WORK TO BE COMPLETED: Count the lines below that contain "internal". Give only the number.

——————————

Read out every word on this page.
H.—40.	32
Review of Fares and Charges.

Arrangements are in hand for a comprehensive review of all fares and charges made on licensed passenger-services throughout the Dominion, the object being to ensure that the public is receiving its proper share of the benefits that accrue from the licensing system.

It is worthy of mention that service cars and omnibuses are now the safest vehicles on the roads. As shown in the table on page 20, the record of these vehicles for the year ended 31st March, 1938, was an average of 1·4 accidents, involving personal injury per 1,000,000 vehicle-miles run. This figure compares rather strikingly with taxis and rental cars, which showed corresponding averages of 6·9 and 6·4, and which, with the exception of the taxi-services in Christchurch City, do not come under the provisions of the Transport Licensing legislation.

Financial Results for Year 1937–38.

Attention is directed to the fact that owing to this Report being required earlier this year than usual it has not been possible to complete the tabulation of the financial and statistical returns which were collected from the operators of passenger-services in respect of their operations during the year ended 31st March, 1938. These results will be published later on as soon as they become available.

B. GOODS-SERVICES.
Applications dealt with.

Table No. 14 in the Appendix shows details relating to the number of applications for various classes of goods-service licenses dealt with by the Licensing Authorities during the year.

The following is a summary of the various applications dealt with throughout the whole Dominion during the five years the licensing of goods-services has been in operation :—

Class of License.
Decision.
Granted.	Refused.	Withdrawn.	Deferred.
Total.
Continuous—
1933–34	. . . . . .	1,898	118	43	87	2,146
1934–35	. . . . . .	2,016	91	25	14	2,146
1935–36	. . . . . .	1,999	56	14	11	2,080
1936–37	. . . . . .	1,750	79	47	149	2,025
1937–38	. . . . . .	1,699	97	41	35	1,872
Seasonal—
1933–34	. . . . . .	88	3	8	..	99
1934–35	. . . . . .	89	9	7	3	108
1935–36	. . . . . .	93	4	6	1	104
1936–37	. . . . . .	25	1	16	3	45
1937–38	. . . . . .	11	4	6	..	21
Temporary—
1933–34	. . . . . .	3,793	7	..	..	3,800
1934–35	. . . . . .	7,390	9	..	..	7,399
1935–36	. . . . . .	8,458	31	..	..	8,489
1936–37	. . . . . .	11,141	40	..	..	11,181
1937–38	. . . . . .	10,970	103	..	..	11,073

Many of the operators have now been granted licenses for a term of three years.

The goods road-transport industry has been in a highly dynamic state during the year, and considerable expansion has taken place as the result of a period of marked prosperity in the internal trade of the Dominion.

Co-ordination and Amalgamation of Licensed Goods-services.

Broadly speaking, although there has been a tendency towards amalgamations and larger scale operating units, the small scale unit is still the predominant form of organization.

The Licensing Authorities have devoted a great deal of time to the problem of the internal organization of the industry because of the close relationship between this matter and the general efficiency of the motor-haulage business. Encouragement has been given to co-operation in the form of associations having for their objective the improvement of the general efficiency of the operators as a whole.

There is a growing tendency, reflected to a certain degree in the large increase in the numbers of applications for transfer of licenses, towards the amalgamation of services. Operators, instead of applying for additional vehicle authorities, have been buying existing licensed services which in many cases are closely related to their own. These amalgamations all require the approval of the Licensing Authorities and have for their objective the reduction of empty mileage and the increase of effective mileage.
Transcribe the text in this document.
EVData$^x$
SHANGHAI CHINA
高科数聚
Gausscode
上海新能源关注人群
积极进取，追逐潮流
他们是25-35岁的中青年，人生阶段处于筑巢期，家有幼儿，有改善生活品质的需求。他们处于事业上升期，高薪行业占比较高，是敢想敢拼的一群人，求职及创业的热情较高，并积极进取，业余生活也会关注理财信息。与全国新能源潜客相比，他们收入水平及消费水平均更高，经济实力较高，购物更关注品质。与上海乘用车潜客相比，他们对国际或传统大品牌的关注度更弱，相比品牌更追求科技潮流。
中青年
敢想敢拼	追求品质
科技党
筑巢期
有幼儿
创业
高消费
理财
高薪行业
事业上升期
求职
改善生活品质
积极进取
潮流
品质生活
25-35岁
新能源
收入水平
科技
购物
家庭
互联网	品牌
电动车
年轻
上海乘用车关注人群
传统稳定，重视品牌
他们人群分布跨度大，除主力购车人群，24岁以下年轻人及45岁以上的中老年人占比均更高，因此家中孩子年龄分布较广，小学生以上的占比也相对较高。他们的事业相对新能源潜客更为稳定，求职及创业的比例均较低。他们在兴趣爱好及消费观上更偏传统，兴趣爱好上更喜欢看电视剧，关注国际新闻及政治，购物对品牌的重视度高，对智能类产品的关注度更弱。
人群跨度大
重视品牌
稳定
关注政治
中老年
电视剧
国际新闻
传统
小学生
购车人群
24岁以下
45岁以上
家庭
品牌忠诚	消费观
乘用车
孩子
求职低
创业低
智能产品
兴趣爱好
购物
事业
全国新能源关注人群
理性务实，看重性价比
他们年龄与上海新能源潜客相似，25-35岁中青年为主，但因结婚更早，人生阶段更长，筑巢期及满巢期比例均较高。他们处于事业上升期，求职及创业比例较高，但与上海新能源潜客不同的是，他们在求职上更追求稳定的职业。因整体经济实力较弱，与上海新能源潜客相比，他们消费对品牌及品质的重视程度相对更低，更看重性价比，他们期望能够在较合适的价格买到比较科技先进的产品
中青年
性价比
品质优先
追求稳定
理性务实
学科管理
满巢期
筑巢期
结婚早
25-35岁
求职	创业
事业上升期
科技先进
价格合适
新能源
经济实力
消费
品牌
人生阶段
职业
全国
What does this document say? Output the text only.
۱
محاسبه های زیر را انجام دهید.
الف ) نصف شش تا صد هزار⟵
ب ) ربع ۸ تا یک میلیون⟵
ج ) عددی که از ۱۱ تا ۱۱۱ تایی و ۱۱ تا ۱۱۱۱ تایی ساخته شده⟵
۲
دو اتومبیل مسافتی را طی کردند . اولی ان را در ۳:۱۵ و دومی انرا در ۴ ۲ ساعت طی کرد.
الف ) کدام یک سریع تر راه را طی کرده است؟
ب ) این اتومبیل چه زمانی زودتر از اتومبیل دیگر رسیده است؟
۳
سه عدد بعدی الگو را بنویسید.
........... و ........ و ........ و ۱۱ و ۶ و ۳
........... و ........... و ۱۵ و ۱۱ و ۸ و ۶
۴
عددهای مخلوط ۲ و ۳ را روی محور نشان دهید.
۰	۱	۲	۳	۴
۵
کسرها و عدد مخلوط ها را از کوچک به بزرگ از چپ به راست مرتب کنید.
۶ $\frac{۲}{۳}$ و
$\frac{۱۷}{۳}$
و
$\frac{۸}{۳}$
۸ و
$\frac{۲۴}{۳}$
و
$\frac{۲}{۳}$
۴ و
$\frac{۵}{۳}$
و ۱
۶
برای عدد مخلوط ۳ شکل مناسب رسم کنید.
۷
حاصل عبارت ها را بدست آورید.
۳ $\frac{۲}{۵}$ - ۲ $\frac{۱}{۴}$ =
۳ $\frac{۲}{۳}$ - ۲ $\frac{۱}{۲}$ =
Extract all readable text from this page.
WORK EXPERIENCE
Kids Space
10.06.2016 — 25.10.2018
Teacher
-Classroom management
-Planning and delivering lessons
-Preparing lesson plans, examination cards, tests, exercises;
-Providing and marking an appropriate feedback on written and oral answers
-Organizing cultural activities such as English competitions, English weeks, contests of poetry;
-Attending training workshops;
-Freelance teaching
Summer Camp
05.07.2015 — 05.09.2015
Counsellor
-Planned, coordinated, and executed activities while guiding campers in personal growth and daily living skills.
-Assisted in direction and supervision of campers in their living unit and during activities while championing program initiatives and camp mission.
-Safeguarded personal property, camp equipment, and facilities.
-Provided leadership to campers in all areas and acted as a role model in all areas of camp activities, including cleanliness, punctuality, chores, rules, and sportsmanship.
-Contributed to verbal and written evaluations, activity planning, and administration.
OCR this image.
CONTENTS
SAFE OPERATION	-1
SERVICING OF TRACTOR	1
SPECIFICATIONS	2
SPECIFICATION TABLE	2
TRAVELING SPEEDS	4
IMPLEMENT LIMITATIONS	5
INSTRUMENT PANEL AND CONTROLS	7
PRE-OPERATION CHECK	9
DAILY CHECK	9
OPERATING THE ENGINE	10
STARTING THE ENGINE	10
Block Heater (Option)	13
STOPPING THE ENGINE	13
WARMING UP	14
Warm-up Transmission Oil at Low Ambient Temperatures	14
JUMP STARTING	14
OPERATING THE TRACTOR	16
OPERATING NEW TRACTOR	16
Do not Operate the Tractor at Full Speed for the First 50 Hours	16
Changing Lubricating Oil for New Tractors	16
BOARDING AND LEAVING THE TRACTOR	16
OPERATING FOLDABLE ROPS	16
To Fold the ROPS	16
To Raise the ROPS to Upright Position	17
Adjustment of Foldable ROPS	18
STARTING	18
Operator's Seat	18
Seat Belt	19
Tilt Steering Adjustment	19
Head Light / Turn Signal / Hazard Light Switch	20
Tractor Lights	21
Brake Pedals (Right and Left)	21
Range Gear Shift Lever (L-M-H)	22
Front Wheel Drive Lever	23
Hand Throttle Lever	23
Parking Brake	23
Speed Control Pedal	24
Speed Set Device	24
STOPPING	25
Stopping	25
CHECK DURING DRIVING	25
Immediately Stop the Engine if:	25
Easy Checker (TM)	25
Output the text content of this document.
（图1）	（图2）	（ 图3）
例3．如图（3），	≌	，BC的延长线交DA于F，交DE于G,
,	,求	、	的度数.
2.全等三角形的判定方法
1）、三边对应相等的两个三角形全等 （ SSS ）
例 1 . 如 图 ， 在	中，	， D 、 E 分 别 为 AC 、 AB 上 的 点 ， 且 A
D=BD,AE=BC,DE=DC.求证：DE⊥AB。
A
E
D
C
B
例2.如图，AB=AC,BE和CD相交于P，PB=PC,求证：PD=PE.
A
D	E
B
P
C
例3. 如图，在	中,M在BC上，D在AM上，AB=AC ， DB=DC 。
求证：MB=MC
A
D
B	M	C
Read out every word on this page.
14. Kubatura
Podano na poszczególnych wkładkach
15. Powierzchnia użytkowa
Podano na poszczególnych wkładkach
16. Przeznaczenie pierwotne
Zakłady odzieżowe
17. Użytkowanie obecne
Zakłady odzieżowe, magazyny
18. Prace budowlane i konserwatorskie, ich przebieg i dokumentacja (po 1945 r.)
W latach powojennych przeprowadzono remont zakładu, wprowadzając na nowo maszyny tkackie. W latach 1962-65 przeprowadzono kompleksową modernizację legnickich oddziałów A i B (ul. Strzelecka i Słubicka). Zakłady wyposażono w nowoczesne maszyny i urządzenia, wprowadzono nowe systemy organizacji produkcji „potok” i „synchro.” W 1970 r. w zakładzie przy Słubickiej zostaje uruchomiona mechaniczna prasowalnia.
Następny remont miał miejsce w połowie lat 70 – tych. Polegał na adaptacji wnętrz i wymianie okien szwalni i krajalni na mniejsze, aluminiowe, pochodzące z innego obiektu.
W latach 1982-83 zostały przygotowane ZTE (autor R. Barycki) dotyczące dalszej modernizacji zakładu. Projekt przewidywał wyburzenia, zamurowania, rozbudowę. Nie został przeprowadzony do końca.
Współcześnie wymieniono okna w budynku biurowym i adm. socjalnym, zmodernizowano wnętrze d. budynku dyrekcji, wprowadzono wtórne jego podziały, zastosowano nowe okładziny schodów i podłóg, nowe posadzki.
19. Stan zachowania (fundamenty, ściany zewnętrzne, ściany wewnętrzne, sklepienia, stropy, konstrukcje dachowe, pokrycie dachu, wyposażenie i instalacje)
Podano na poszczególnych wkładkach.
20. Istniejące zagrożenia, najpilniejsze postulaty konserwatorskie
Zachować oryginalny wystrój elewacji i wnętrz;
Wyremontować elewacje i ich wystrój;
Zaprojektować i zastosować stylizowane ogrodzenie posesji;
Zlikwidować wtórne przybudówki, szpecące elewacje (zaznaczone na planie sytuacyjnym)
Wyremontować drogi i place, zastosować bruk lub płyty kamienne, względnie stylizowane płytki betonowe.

——————————

ANSWER TO THIS EXERCISE: 2